### Task prompt
Find each line containing the string "snippet" and return it.
- - - - - - -
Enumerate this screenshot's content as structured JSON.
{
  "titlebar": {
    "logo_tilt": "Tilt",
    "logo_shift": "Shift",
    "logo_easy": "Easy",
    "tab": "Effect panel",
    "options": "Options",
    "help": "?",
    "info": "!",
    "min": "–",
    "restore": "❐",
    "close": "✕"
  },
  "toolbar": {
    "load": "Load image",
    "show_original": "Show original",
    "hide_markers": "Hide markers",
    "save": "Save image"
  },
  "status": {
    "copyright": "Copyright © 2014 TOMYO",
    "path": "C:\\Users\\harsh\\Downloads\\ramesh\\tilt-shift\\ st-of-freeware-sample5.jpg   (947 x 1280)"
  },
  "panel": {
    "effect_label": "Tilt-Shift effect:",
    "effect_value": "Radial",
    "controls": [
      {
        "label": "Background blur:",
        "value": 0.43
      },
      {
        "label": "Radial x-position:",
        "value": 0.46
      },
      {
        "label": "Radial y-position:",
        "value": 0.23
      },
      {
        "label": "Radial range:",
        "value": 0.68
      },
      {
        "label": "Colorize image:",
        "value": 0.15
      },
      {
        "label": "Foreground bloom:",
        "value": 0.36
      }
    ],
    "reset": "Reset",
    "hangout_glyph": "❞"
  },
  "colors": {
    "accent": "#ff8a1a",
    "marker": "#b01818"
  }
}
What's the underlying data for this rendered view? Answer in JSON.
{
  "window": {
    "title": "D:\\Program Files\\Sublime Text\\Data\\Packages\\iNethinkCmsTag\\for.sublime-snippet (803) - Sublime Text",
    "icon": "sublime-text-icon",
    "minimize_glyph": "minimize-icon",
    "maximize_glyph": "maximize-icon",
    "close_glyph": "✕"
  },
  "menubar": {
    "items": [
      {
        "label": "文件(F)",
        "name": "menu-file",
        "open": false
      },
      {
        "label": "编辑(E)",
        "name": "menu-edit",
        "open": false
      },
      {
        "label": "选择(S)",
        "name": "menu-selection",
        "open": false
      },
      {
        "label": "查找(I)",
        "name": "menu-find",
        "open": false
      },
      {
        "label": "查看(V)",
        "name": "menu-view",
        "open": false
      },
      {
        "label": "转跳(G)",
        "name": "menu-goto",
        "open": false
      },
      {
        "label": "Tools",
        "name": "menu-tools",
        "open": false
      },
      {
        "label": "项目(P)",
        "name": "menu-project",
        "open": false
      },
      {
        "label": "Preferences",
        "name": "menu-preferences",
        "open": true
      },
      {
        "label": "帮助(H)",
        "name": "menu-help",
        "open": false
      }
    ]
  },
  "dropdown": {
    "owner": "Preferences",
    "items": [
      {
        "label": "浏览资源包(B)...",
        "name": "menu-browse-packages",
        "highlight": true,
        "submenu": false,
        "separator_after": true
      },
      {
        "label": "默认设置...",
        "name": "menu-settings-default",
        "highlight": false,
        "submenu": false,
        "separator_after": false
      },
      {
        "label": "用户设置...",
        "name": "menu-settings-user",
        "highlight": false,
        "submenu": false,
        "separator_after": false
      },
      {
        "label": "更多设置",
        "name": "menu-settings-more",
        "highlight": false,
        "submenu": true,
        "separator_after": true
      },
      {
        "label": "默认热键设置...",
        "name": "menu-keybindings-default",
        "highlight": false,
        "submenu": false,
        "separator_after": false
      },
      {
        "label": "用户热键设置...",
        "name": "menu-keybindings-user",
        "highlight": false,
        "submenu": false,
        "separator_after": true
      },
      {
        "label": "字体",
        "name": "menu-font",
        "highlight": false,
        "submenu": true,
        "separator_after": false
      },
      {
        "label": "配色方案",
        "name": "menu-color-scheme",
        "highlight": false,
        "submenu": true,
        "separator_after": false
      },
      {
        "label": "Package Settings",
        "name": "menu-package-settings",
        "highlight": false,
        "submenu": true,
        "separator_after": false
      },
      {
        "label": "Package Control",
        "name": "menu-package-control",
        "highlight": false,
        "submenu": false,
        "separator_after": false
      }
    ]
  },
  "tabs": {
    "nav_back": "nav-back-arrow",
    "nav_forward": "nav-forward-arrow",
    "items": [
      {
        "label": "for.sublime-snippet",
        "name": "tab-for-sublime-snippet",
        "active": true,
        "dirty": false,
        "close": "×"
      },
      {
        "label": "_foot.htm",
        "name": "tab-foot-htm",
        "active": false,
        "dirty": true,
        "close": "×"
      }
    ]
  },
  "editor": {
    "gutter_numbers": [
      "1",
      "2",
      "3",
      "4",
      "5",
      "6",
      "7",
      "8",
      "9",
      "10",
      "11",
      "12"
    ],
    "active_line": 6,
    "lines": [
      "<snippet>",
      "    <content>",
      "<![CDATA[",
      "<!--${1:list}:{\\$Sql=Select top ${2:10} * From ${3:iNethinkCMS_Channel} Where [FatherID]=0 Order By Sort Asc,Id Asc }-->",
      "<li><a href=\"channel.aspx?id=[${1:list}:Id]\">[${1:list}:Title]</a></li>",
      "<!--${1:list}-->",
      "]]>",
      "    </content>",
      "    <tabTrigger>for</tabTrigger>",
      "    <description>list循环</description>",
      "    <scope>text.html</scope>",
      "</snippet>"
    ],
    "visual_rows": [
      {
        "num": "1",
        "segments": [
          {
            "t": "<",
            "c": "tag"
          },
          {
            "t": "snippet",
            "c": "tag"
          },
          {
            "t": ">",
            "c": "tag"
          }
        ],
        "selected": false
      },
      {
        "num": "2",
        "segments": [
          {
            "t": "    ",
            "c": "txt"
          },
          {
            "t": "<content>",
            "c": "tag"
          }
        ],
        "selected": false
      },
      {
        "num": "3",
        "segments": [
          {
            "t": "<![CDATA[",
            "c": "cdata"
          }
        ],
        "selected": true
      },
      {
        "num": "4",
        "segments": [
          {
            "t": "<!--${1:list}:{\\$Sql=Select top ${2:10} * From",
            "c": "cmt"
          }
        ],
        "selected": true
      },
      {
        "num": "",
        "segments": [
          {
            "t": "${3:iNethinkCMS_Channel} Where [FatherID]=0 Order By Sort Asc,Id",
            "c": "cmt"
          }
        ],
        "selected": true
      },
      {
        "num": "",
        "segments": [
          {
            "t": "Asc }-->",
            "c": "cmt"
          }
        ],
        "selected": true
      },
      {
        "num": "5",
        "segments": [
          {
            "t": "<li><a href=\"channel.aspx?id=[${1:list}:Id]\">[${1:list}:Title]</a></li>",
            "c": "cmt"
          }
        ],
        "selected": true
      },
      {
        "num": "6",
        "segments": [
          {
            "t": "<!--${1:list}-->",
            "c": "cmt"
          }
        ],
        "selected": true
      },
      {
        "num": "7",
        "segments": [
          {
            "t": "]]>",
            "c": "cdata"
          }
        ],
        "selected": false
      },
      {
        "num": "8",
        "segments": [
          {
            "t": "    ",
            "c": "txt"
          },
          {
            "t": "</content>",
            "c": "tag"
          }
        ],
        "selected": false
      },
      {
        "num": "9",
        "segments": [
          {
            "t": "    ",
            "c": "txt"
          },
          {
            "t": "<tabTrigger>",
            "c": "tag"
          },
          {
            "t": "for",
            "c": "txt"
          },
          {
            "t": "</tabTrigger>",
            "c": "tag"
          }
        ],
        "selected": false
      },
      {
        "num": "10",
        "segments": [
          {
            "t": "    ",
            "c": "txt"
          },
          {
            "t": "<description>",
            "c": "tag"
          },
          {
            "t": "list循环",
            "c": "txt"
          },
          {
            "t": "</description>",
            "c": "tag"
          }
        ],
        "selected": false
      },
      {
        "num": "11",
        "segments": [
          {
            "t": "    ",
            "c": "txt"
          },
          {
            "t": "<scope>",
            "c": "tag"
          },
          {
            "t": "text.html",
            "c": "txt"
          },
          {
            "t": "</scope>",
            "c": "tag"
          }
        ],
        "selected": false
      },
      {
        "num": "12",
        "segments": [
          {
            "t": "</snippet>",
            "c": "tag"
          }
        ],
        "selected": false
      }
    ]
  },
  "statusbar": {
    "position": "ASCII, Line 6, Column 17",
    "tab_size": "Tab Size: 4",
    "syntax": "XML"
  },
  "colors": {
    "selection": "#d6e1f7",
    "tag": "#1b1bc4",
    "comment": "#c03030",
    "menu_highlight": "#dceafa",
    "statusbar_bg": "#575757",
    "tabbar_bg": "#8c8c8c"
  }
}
- - - - - - -
### Solution for this problem
    "title": "D:\\Program Files\\Sublime Text\\Data\\Packages\\iNethinkCmsTag\\for.sublime-snippet (803) - Sublime Text",
        "label": "for.sublime-snippet",
        "name": "tab-for-sublime-snippet",
      "<snippet>",
      "</snippet>"
            "t": "snippet",
            "t": "</snippet>",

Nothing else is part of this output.